Given instruction — Reproduce each line bearing the word "Tension".

Records shown —

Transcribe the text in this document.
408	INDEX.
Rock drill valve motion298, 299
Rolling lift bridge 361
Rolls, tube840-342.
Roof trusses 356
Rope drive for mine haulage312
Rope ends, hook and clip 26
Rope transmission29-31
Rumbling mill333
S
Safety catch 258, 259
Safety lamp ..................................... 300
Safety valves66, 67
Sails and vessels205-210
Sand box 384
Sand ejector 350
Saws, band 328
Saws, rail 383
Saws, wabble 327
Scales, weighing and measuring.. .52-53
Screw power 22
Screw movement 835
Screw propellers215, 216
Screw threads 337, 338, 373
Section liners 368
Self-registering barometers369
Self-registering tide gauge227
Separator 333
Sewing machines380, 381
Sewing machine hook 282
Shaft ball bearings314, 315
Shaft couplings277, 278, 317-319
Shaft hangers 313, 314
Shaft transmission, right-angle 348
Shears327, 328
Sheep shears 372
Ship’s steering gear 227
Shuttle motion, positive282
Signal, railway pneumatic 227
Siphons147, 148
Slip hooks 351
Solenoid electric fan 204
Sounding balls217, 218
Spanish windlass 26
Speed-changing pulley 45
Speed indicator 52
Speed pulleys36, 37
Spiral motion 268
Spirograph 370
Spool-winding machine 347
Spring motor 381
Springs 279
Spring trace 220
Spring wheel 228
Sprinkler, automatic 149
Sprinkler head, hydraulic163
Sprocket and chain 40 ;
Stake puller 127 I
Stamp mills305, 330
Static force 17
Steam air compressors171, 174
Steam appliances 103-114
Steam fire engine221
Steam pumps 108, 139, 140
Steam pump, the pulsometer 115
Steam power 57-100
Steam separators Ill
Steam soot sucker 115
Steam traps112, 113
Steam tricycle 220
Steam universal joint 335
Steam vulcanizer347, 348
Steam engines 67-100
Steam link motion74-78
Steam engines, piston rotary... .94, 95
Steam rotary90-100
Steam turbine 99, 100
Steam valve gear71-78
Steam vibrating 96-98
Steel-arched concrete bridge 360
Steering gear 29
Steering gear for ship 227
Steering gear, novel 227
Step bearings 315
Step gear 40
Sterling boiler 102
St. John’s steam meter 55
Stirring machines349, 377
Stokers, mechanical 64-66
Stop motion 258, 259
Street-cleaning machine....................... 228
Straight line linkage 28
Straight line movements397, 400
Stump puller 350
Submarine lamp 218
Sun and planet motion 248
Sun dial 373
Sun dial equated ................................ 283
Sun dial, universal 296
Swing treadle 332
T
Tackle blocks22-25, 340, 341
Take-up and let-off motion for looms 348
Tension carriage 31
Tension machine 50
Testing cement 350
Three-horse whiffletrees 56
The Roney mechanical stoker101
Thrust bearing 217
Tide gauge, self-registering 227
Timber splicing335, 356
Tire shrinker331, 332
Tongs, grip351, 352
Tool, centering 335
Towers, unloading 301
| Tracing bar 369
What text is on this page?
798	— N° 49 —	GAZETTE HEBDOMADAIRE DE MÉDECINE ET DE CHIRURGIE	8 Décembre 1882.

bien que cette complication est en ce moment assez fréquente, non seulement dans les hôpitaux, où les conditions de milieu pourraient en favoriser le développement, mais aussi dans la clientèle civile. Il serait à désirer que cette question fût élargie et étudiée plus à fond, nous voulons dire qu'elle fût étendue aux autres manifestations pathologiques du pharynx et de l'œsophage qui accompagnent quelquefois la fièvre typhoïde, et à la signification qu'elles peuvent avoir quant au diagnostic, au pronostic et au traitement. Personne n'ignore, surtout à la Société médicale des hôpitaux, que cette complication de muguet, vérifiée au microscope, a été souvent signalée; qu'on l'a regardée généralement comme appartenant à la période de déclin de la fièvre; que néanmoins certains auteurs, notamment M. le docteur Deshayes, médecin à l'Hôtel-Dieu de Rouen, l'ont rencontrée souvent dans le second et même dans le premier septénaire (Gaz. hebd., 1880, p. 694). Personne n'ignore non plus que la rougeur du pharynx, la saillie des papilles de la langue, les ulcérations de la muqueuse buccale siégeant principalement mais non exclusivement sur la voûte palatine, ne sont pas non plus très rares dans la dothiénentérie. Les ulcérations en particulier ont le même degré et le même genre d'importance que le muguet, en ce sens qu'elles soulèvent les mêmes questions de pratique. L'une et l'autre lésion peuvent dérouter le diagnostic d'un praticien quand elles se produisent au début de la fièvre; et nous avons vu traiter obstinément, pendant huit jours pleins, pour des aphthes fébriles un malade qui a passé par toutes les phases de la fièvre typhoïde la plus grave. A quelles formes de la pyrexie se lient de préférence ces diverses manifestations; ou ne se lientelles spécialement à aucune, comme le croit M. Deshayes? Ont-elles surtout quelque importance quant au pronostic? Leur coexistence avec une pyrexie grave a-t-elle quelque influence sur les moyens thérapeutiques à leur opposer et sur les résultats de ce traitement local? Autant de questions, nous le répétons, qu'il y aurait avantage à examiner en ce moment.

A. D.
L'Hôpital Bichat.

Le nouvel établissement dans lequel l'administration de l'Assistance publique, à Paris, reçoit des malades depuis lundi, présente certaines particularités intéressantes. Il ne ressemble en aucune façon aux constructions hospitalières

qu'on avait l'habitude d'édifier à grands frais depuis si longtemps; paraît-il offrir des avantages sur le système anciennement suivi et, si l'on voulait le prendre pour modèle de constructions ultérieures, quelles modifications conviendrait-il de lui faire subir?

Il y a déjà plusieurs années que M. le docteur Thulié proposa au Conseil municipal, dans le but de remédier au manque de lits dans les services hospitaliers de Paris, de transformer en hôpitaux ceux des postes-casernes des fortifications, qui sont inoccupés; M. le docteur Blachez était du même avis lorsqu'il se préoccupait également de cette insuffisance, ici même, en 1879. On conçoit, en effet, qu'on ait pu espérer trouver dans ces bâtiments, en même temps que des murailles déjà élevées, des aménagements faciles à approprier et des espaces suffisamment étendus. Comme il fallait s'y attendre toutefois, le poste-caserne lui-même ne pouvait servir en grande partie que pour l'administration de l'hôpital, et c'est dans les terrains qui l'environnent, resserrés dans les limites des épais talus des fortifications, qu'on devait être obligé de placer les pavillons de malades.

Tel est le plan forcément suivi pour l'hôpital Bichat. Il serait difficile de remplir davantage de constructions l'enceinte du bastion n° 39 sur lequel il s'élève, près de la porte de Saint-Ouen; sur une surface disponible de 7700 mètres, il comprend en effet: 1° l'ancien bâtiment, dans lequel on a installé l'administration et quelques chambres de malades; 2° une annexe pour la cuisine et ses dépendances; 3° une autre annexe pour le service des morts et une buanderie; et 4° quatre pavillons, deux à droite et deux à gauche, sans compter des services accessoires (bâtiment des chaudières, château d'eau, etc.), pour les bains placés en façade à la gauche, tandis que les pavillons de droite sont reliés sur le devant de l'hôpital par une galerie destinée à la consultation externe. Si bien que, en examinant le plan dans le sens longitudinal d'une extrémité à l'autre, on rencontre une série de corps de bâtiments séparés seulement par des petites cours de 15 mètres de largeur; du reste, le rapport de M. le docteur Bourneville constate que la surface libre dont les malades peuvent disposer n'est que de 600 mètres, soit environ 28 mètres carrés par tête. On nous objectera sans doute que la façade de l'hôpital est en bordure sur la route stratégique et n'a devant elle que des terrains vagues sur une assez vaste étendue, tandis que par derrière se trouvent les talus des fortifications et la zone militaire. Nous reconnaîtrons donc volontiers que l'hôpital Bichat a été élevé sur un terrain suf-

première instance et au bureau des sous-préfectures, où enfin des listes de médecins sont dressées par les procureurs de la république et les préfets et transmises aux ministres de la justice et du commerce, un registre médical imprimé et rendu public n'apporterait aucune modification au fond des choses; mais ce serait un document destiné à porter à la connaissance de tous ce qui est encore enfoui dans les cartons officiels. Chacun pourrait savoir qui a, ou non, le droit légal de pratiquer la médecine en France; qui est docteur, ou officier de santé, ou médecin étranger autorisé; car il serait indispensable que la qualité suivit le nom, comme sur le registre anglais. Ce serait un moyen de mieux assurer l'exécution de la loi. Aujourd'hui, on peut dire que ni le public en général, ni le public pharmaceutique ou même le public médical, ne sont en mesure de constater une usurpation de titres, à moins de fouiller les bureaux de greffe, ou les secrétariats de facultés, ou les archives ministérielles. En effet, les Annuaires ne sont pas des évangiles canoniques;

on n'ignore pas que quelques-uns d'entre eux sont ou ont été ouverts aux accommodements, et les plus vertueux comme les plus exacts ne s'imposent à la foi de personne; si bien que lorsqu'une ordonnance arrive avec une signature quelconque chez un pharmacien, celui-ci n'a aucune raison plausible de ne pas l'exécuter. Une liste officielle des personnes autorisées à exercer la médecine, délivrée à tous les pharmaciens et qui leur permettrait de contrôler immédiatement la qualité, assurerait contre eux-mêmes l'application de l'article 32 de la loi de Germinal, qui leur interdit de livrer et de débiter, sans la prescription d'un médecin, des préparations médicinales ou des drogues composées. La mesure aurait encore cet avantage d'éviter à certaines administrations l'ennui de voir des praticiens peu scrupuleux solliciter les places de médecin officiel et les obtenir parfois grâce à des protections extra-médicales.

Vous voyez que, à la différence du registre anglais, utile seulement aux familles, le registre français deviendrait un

Reply to the exercise —
Tension carriage 31
Tension machine 50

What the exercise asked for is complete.